**EXERCISE DIRECTIONS**
Show every line in the entries below where the word "from" appears.

[Stored records]
☆ ☆ ☆ ☆

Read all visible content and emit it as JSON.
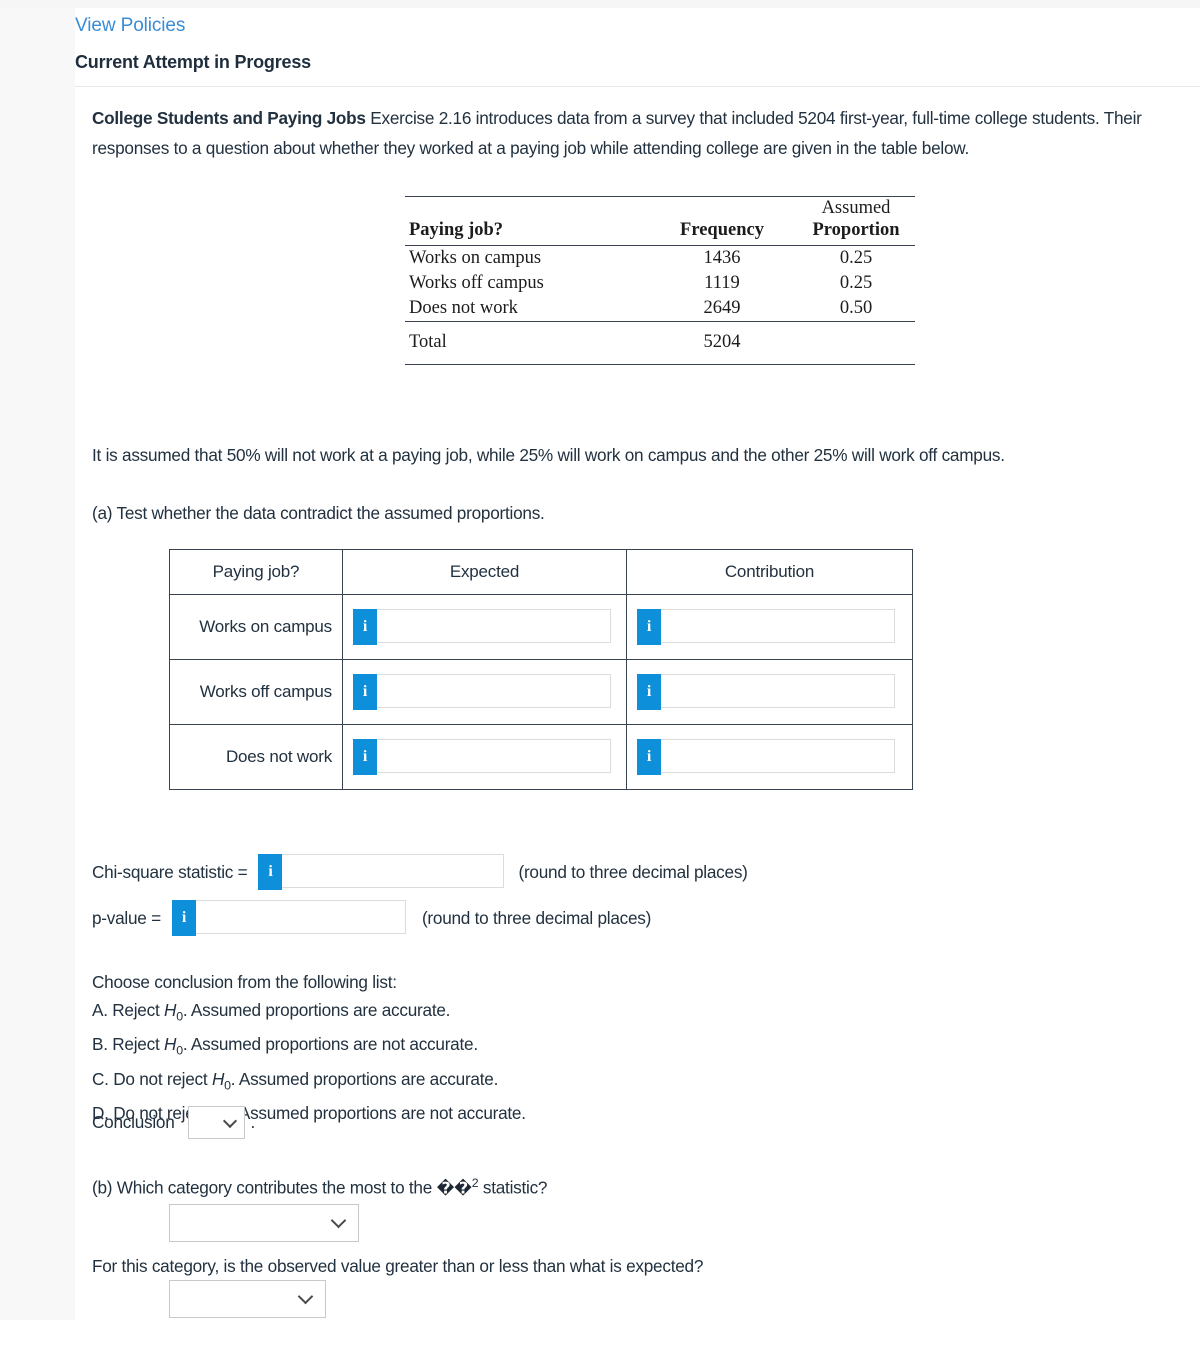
{
  "header": {
    "view_policies": "View Policies",
    "attempt_status": "Current Attempt in Progress"
  },
  "intro": {
    "bold_title": "College Students and Paying Jobs",
    "body": " Exercise 2.16 introduces data from a survey that included 5204 first-year, full-time college students. Their responses to a question about whether they worked at a paying job while attending college are given in the table below."
  },
  "stats_table": {
    "headers": {
      "category": "Paying job?",
      "frequency": "Frequency",
      "assumed_proportion_line1": "Assumed",
      "assumed_proportion_line2": "Proportion"
    },
    "rows": [
      {
        "category": "Works on campus",
        "frequency": "1436",
        "proportion": "0.25"
      },
      {
        "category": "Works off campus",
        "frequency": "1119",
        "proportion": "0.25"
      },
      {
        "category": "Does not work",
        "frequency": "2649",
        "proportion": "0.50"
      }
    ],
    "total": {
      "label": "Total",
      "frequency": "5204",
      "proportion": ""
    }
  },
  "assumption_text": "It is assumed that 50% will not work at a paying job, while 25% will work on campus and the other 25% will work off campus.",
  "part_a": {
    "prompt": "(a) Test whether the data contradict the assumed proportions.",
    "table_headers": {
      "category": "Paying job?",
      "expected": "Expected",
      "contribution": "Contribution"
    },
    "rows": [
      {
        "category": "Works on campus",
        "expected_value": "",
        "contribution_value": ""
      },
      {
        "category": "Works off campus",
        "expected_value": "",
        "contribution_value": ""
      },
      {
        "category": "Does not work",
        "expected_value": "",
        "contribution_value": ""
      }
    ],
    "info_icon_label": "i",
    "chi_square": {
      "label": "Chi-square statistic =",
      "value": "",
      "note": "(round to three decimal places)"
    },
    "p_value": {
      "label": "p-value =",
      "value": "",
      "note": "(round to three decimal places)"
    },
    "conclusion": {
      "intro": "Choose conclusion from the following list:",
      "options": [
        {
          "letter": "A. Reject ",
          "h": "H",
          "sub": "0",
          "rest": ". Assumed proportions are accurate."
        },
        {
          "letter": "B. Reject ",
          "h": "H",
          "sub": "0",
          "rest": ". Assumed proportions are not accurate."
        },
        {
          "letter": "C. Do not reject ",
          "h": "H",
          "sub": "0",
          "rest": ". Assumed proportions are accurate."
        },
        {
          "letter": "D. Do not reject ",
          "h": "H",
          "sub": "0",
          "rest": ". Assumed proportions are not accurate."
        }
      ],
      "select_label": "Conclusion",
      "selected_value": "",
      "trailing_period": "."
    }
  },
  "part_b": {
    "prompt_before": "(b) Which category contributes the most to the ",
    "symbol_glyphs": "��",
    "symbol_superscript": "2",
    "prompt_after": " statistic?",
    "category_select_value": "",
    "followup_prompt": "For this category, is the observed value greater than or less than what is expected?",
    "direction_select_value": ""
  },
  "colors": {
    "link_blue": "#3a8cd6",
    "info_button_blue": "#0d8fd9",
    "text": "#22313f",
    "table_rule": "#3b4354",
    "answer_table_border": "#3a4450",
    "rail_gray": "#f8f8f8"
  }
}
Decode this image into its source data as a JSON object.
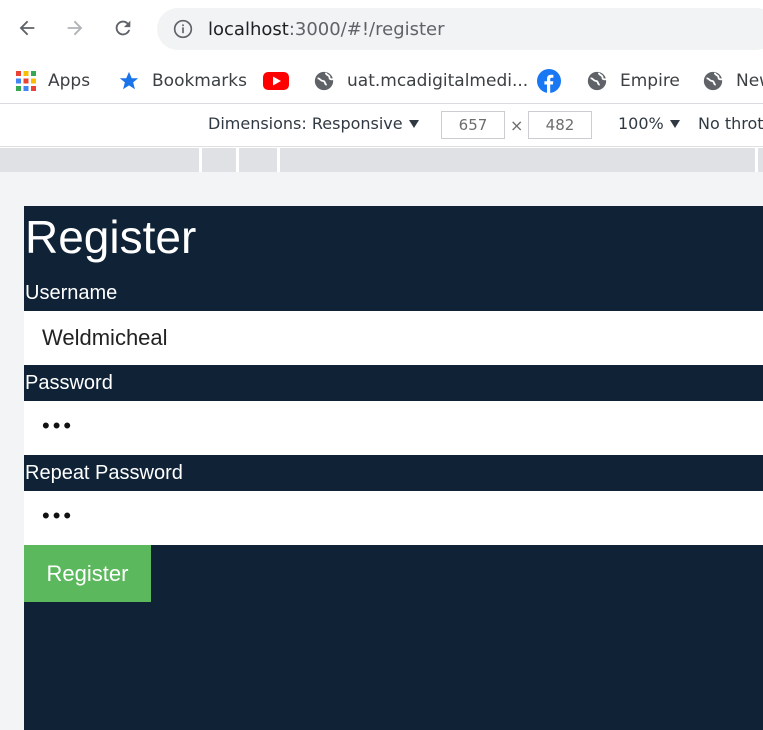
{
  "browser": {
    "url_host": "localhost",
    "url_path": ":3000/#!/register",
    "bookmarks": [
      {
        "label": "Apps",
        "icon": "apps-grid-icon"
      },
      {
        "label": "Bookmarks",
        "icon": "star-icon"
      },
      {
        "label": "",
        "icon": "youtube-icon"
      },
      {
        "label": "uat.mcadigitalmedi...",
        "icon": "globe-icon"
      },
      {
        "label": "",
        "icon": "facebook-icon"
      },
      {
        "label": "Empire",
        "icon": "globe-icon"
      },
      {
        "label": "New",
        "icon": "globe-icon"
      }
    ]
  },
  "devtools": {
    "dimensions_label": "Dimensions: Responsive",
    "width": "657",
    "times": "×",
    "height": "482",
    "zoom": "100%",
    "throttle": "No throt"
  },
  "form": {
    "title": "Register",
    "username_label": "Username",
    "username_value": "Weldmicheal",
    "password_label": "Password",
    "password_value": "•••",
    "repeat_label": "Repeat Password",
    "repeat_value": "•••",
    "submit_label": "Register"
  },
  "colors": {
    "panel": "#0f2236",
    "button": "#5cb85c"
  }
}
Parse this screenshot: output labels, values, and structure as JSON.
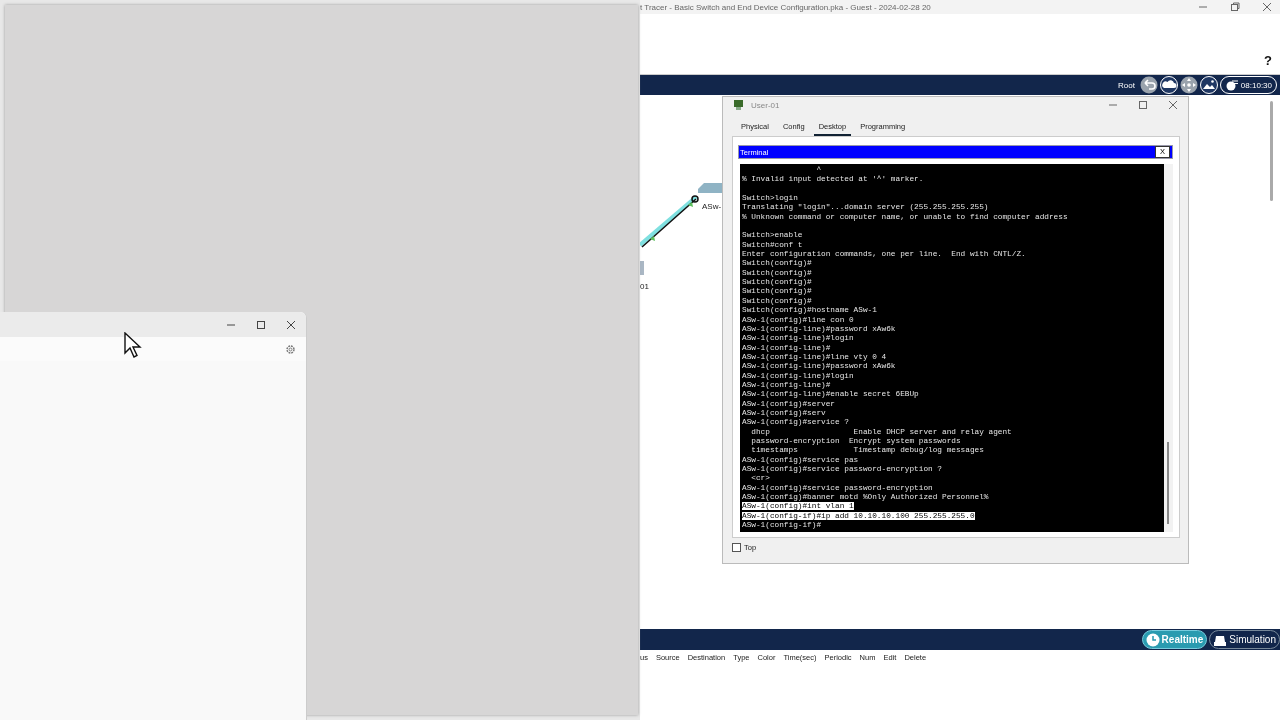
{
  "app_window": {
    "title": "t Tracer - Basic Switch and End Device Configuration.pka - Guest - 2024-02-28 20",
    "help": "?",
    "navbar": {
      "root": "Root",
      "time": "08:10:30"
    },
    "canvas_labels": [
      "ASw-",
      "01"
    ],
    "mode_buttons": [
      {
        "label": "Realtime",
        "selected": true
      },
      {
        "label": "Simulation",
        "selected": false
      }
    ],
    "pdu_columns": [
      "us",
      "Source",
      "Destination",
      "Type",
      "Color",
      "Time(sec)",
      "Periodic",
      "Num",
      "Edit",
      "Delete"
    ]
  },
  "device_window": {
    "title": "User-01",
    "tabs": [
      {
        "label": "Physical",
        "selected": false
      },
      {
        "label": "Config",
        "selected": false
      },
      {
        "label": "Desktop",
        "selected": true
      },
      {
        "label": "Programming",
        "selected": false
      }
    ],
    "terminal": {
      "title": "Terminal",
      "close": "X",
      "lines": [
        {
          "text": "                ^",
          "selected": false,
          "gap_before": false
        },
        {
          "text": "% Invalid input detected at '^' marker.",
          "selected": false,
          "gap_before": false
        },
        {
          "text": "Switch>login",
          "selected": false,
          "gap_before": true
        },
        {
          "text": "Translating \"login\"...domain server (255.255.255.255)",
          "selected": false,
          "gap_before": false
        },
        {
          "text": "% Unknown command or computer name, or unable to find computer address",
          "selected": false,
          "gap_before": false
        },
        {
          "text": "Switch>enable",
          "selected": false,
          "gap_before": true
        },
        {
          "text": "Switch#conf t",
          "selected": false,
          "gap_before": false
        },
        {
          "text": "Enter configuration commands, one per line.  End with CNTL/Z.",
          "selected": false,
          "gap_before": false
        },
        {
          "text": "Switch(config)#",
          "selected": false,
          "gap_before": false
        },
        {
          "text": "Switch(config)#",
          "selected": false,
          "gap_before": false
        },
        {
          "text": "Switch(config)#",
          "selected": false,
          "gap_before": false
        },
        {
          "text": "Switch(config)#",
          "selected": false,
          "gap_before": false
        },
        {
          "text": "Switch(config)#",
          "selected": false,
          "gap_before": false
        },
        {
          "text": "Switch(config)#hostname ASw-1",
          "selected": false,
          "gap_before": false
        },
        {
          "text": "ASw-1(config)#line con 0",
          "selected": false,
          "gap_before": false
        },
        {
          "text": "ASw-1(config-line)#password xAw6k",
          "selected": false,
          "gap_before": false
        },
        {
          "text": "ASw-1(config-line)#login",
          "selected": false,
          "gap_before": false
        },
        {
          "text": "ASw-1(config-line)#",
          "selected": false,
          "gap_before": false
        },
        {
          "text": "ASw-1(config-line)#line vty 0 4",
          "selected": false,
          "gap_before": false
        },
        {
          "text": "ASw-1(config-line)#password xAw6k",
          "selected": false,
          "gap_before": false
        },
        {
          "text": "ASw-1(config-line)#login",
          "selected": false,
          "gap_before": false
        },
        {
          "text": "ASw-1(config-line)#",
          "selected": false,
          "gap_before": false
        },
        {
          "text": "ASw-1(config-line)#enable secret 6EBUp",
          "selected": false,
          "gap_before": false
        },
        {
          "text": "ASw-1(config)#server",
          "selected": false,
          "gap_before": false
        },
        {
          "text": "ASw-1(config)#serv",
          "selected": false,
          "gap_before": false
        },
        {
          "text": "ASw-1(config)#service ?",
          "selected": false,
          "gap_before": false
        },
        {
          "text": "  dhcp                  Enable DHCP server and relay agent",
          "selected": false,
          "gap_before": false
        },
        {
          "text": "  password-encryption  Encrypt system passwords",
          "selected": false,
          "gap_before": false
        },
        {
          "text": "  timestamps            Timestamp debug/log messages",
          "selected": false,
          "gap_before": false
        },
        {
          "text": "ASw-1(config)#service pas",
          "selected": false,
          "gap_before": false
        },
        {
          "text": "ASw-1(config)#service password-encryption ?",
          "selected": false,
          "gap_before": false
        },
        {
          "text": "  <cr>",
          "selected": false,
          "gap_before": false
        },
        {
          "text": "ASw-1(config)#service password-encryption",
          "selected": false,
          "gap_before": false
        },
        {
          "text": "ASw-1(config)#banner motd %Only Authorized Personnel%",
          "selected": false,
          "gap_before": false
        },
        {
          "text": "ASw-1(config)#int vlan 1",
          "selected": true,
          "gap_before": false
        },
        {
          "text": "ASw-1(config-if)#ip add 10.10.10.100 255.255.255.0",
          "selected": true,
          "gap_before": false
        },
        {
          "text": "ASw-1(config-if)#",
          "selected": false,
          "gap_before": false
        }
      ]
    },
    "top_checkbox": {
      "label": "Top",
      "checked": false
    }
  }
}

☆ ☆ ☆ ☆

**WRITTEN RESPONSE**
    "body": " Exercise 2.16 introduces data from a survey that included 5204 first-year, full-time college students. Their responses to a question about whether they worked at a paying job while attending college are given in the table below."
      "intro": "Choose conclusion from the following list:",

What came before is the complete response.